● PROBLEM DETAILS:
Output every entry exactly as written, skipping any pictures.

Chart and figure data:
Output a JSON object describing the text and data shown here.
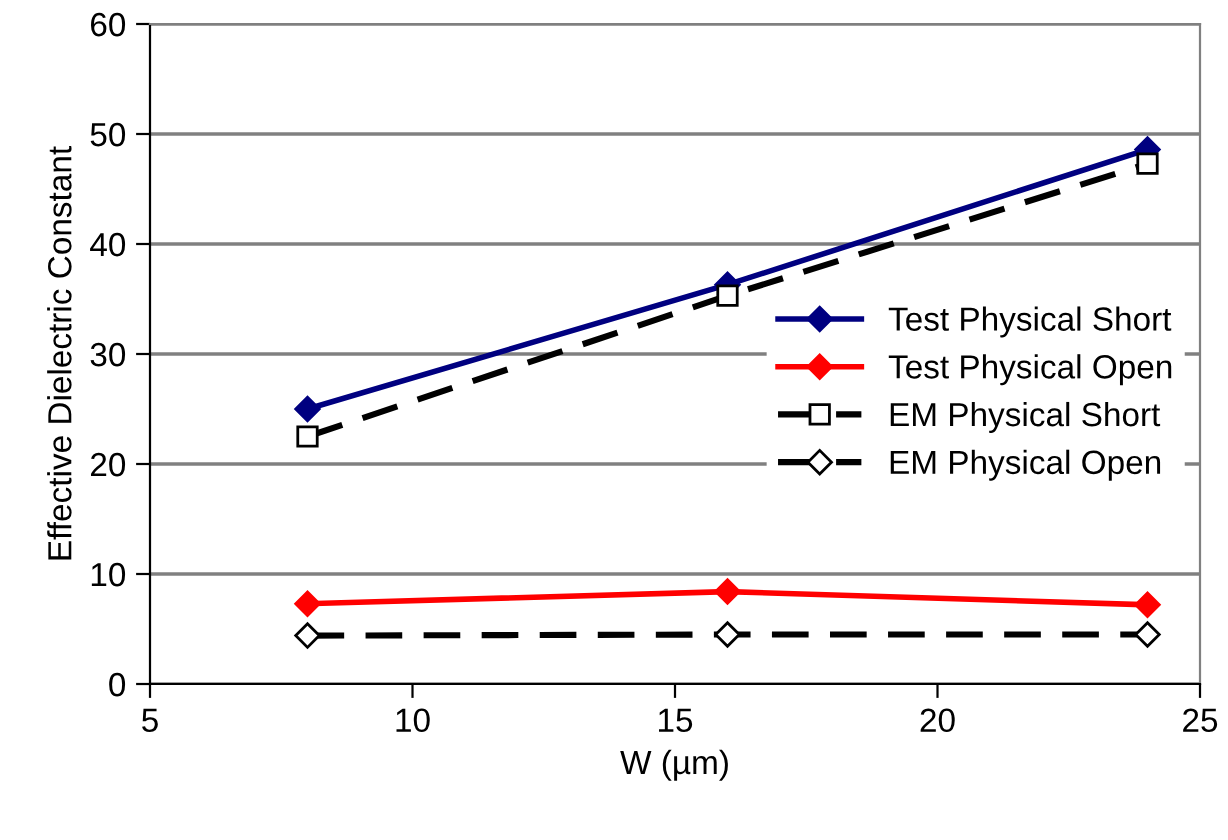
{
  "chart_data": {
    "type": "line",
    "xlabel": "W (µm)",
    "ylabel": "Effective Dielectric Constant",
    "x": [
      8,
      16,
      24
    ],
    "series": [
      {
        "name": "Test Physical Short",
        "color": "#000080",
        "values": [
          25,
          36.3,
          48.6
        ],
        "marker": "diamond",
        "line_style": "solid"
      },
      {
        "name": "Test Physical Open",
        "color": "#ff0000",
        "values": [
          7.3,
          8.4,
          7.2
        ],
        "marker": "diamond",
        "line_style": "solid"
      },
      {
        "name": "EM Physical Short",
        "color": "#000000",
        "values": [
          22.5,
          35.3,
          47.3
        ],
        "marker": "square",
        "line_style": "dashed"
      },
      {
        "name": "EM Physical Open",
        "color": "#000000",
        "values": [
          4.4,
          4.5,
          4.5
        ],
        "marker": "diamond",
        "line_style": "dashed"
      }
    ],
    "xlim": [
      5,
      25
    ],
    "ylim": [
      0,
      60
    ],
    "xticks": [
      5,
      10,
      15,
      20,
      25
    ],
    "yticks": [
      0,
      10,
      20,
      30,
      40,
      50,
      60
    ],
    "grid": "y",
    "legend": "right"
  }
}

● RESULT OF THE EXERCISE:
Output a JSON object describing the text and data shown here.
{
  "chart_data": {
    "type": "line",
    "xlabel": "W (µm)",
    "ylabel": "Effective Dielectric Constant",
    "x": [
      8,
      16,
      24
    ],
    "series": [
      {
        "name": "Test Physical Short",
        "color": "#000080",
        "values": [
          25,
          36.3,
          48.6
        ],
        "marker": "diamond",
        "line_style": "solid"
      },
      {
        "name": "Test Physical Open",
        "color": "#ff0000",
        "values": [
          7.3,
          8.4,
          7.2
        ],
        "marker": "diamond",
        "line_style": "solid"
      },
      {
        "name": "EM Physical Short",
        "color": "#000000",
        "values": [
          22.5,
          35.3,
          47.3
        ],
        "marker": "square",
        "line_style": "dashed"
      },
      {
        "name": "EM Physical Open",
        "color": "#000000",
        "values": [
          4.4,
          4.5,
          4.5
        ],
        "marker": "diamond",
        "line_style": "dashed"
      }
    ],
    "xlim": [
      5,
      25
    ],
    "ylim": [
      0,
      60
    ],
    "xticks": [
      5,
      10,
      15,
      20,
      25
    ],
    "yticks": [
      0,
      10,
      20,
      30,
      40,
      50,
      60
    ],
    "grid": "y",
    "legend": "right"
  }
}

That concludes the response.